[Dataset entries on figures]
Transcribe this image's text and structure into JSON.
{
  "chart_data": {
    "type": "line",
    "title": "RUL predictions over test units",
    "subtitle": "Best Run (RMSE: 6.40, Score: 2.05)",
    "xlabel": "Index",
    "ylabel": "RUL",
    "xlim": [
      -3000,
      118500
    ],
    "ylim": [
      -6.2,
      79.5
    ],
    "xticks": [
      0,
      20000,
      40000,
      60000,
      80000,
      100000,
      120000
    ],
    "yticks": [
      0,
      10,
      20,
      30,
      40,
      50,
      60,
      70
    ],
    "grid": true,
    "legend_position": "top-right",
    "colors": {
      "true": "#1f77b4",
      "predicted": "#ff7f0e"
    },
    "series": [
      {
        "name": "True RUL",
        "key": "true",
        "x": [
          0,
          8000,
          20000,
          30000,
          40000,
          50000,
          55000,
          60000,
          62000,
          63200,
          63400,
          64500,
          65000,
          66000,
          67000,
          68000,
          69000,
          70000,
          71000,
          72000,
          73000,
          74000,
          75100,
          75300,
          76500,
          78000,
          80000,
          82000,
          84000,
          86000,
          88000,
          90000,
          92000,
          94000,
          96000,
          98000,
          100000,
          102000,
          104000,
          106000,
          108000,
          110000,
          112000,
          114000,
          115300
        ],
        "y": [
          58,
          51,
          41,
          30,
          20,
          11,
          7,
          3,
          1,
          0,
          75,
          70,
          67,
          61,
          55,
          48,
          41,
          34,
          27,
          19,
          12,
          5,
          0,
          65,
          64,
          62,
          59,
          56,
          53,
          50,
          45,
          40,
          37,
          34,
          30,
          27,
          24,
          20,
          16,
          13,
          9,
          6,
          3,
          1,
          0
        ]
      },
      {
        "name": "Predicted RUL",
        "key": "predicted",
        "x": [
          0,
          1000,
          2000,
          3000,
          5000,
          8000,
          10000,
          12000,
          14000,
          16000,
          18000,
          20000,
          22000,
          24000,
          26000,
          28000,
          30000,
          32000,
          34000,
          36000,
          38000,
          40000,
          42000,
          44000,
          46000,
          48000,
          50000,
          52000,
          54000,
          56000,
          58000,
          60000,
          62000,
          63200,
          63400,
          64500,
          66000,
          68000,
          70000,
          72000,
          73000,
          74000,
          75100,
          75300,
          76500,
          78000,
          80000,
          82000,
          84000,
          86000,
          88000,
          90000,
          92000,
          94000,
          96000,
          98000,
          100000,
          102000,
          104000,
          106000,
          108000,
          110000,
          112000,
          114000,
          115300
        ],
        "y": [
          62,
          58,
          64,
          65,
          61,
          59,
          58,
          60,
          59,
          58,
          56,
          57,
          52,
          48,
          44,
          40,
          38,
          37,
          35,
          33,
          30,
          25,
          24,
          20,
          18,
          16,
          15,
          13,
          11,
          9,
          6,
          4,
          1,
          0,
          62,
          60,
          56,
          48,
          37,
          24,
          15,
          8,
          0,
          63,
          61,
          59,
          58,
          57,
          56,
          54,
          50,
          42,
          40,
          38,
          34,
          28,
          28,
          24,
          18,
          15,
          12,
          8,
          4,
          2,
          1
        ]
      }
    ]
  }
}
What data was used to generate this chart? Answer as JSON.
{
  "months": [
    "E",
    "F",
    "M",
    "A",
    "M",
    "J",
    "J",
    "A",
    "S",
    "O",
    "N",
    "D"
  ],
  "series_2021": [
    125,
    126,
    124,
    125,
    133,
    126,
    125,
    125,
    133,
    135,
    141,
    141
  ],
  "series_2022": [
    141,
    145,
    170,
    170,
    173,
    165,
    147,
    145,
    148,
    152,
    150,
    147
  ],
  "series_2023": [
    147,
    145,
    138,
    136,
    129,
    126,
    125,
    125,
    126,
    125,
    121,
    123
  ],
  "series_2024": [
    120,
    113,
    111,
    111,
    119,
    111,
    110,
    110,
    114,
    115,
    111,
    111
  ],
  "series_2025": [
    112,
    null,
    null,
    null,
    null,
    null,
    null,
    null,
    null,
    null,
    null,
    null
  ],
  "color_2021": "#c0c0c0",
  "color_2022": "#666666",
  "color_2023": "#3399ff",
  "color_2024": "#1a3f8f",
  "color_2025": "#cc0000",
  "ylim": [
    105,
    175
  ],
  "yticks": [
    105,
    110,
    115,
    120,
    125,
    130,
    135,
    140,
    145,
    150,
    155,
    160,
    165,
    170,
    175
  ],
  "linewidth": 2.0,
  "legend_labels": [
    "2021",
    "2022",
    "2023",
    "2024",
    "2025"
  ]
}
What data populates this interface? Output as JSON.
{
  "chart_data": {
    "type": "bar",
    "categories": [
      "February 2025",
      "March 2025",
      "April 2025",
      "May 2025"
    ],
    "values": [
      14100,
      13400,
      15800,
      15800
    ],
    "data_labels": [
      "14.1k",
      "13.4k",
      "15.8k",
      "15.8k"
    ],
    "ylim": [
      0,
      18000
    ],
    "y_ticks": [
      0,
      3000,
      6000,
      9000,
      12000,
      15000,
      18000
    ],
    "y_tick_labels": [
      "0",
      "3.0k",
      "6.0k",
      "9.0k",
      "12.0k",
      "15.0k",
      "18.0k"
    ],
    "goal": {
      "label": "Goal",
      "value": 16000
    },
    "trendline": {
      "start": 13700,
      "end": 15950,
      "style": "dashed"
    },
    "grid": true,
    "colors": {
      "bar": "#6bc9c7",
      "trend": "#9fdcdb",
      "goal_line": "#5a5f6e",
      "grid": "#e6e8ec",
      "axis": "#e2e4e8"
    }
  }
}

Given exercise: Return what is listed above, exactly and completely.

Task result:
Transcribe this image's text and structure into JSON.
{
  "chart_data": {
    "type": "line",
    "title": "RUL predictions over test units",
    "subtitle": "Best Run (RMSE: 6.40, Score: 2.05)",
    "xlabel": "Index",
    "ylabel": "RUL",
    "xlim": [
      -3000,
      118500
    ],
    "ylim": [
      -6.2,
      79.5
    ],
    "xticks": [
      0,
      20000,
      40000,
      60000,
      80000,
      100000,
      120000
    ],
    "yticks": [
      0,
      10,
      20,
      30,
      40,
      50,
      60,
      70
    ],
    "grid": true,
    "legend_position": "top-right",
    "colors": {
      "true": "#1f77b4",
      "predicted": "#ff7f0e"
    },
    "series": [
      {
        "name": "True RUL",
        "key": "true",
        "x": [
          0,
          8000,
          20000,
          30000,
          40000,
          50000,
          55000,
          60000,
          62000,
          63200,
          63400,
          64500,
          65000,
          66000,
          67000,
          68000,
          69000,
          70000,
          71000,
          72000,
          73000,
          74000,
          75100,
          75300,
          76500,
          78000,
          80000,
          82000,
          84000,
          86000,
          88000,
          90000,
          92000,
          94000,
          96000,
          98000,
          100000,
          102000,
          104000,
          106000,
          108000,
          110000,
          112000,
          114000,
          115300
        ],
        "y": [
          58,
          51,
          41,
          30,
          20,
          11,
          7,
          3,
          1,
          0,
          75,
          70,
          67,
          61,
          55,
          48,
          41,
          34,
          27,
          19,
          12,
          5,
          0,
          65,
          64,
          62,
          59,
          56,
          53,
          50,
          45,
          40,
          37,
          34,
          30,
          27,
          24,
          20,
          16,
          13,
          9,
          6,
          3,
          1,
          0
        ]
      },
      {
        "name": "Predicted RUL",
        "key": "predicted",
        "x": [
          0,
          1000,
          2000,
          3000,
          5000,
          8000,
          10000,
          12000,
          14000,
          16000,
          18000,
          20000,
          22000,
          24000,
          26000,
          28000,
          30000,
          32000,
          34000,
          36000,
          38000,
          40000,
          42000,
          44000,
          46000,
          48000,
          50000,
          52000,
          54000,
          56000,
          58000,
          60000,
          62000,
          63200,
          63400,
          64500,
          66000,
          68000,
          70000,
          72000,
          73000,
          74000,
          75100,
          75300,
          76500,
          78000,
          80000,
          82000,
          84000,
          86000,
          88000,
          90000,
          92000,
          94000,
          96000,
          98000,
          100000,
          102000,
          104000,
          106000,
          108000,
          110000,
          112000,
          114000,
          115300
        ],
        "y": [
          62,
          58,
          64,
          65,
          61,
          59,
          58,
          60,
          59,
          58,
          56,
          57,
          52,
          48,
          44,
          40,
          38,
          37,
          35,
          33,
          30,
          25,
          24,
          20,
          18,
          16,
          15,
          13,
          11,
          9,
          6,
          4,
          1,
          0,
          62,
          60,
          56,
          48,
          37,
          24,
          15,
          8,
          0,
          63,
          61,
          59,
          58,
          57,
          56,
          54,
          50,
          42,
          40,
          38,
          34,
          28,
          28,
          24,
          18,
          15,
          12,
          8,
          4,
          2,
          1
        ]
      }
    ]
  }
}
What data was used to generate this chart? Answer as JSON.
{
  "months": [
    "E",
    "F",
    "M",
    "A",
    "M",
    "J",
    "J",
    "A",
    "S",
    "O",
    "N",
    "D"
  ],
  "series_2021": [
    125,
    126,
    124,
    125,
    133,
    126,
    125,
    125,
    133,
    135,
    141,
    141
  ],
  "series_2022": [
    141,
    145,
    170,
    170,
    173,
    165,
    147,
    145,
    148,
    152,
    150,
    147
  ],
  "series_2023": [
    147,
    145,
    138,
    136,
    129,
    126,
    125,
    125,
    126,
    125,
    121,
    123
  ],
  "series_2024": [
    120,
    113,
    111,
    111,
    119,
    111,
    110,
    110,
    114,
    115,
    111,
    111
  ],
  "series_2025": [
    112,
    null,
    null,
    null,
    null,
    null,
    null,
    null,
    null,
    null,
    null,
    null
  ],
  "color_2021": "#c0c0c0",
  "color_2022": "#666666",
  "color_2023": "#3399ff",
  "color_2024": "#1a3f8f",
  "color_2025": "#cc0000",
  "ylim": [
    105,
    175
  ],
  "yticks": [
    105,
    110,
    115,
    120,
    125,
    130,
    135,
    140,
    145,
    150,
    155,
    160,
    165,
    170,
    175
  ],
  "linewidth": 2.0,
  "legend_labels": [
    "2021",
    "2022",
    "2023",
    "2024",
    "2025"
  ]
}
What data populates this interface? Output as JSON.
{
  "chart_data": {
    "type": "bar",
    "categories": [
      "February 2025",
      "March 2025",
      "April 2025",
      "May 2025"
    ],
    "values": [
      14100,
      13400,
      15800,
      15800
    ],
    "data_labels": [
      "14.1k",
      "13.4k",
      "15.8k",
      "15.8k"
    ],
    "ylim": [
      0,
      18000
    ],
    "y_ticks": [
      0,
      3000,
      6000,
      9000,
      12000,
      15000,
      18000
    ],
    "y_tick_labels": [
      "0",
      "3.0k",
      "6.0k",
      "9.0k",
      "12.0k",
      "15.0k",
      "18.0k"
    ],
    "goal": {
      "label": "Goal",
      "value": 16000
    },
    "trendline": {
      "start": 13700,
      "end": 15950,
      "style": "dashed"
    },
    "grid": true,
    "colors": {
      "bar": "#6bc9c7",
      "trend": "#9fdcdb",
      "goal_line": "#5a5f6e",
      "grid": "#e6e8ec",
      "axis": "#e2e4e8"
    }
  }
}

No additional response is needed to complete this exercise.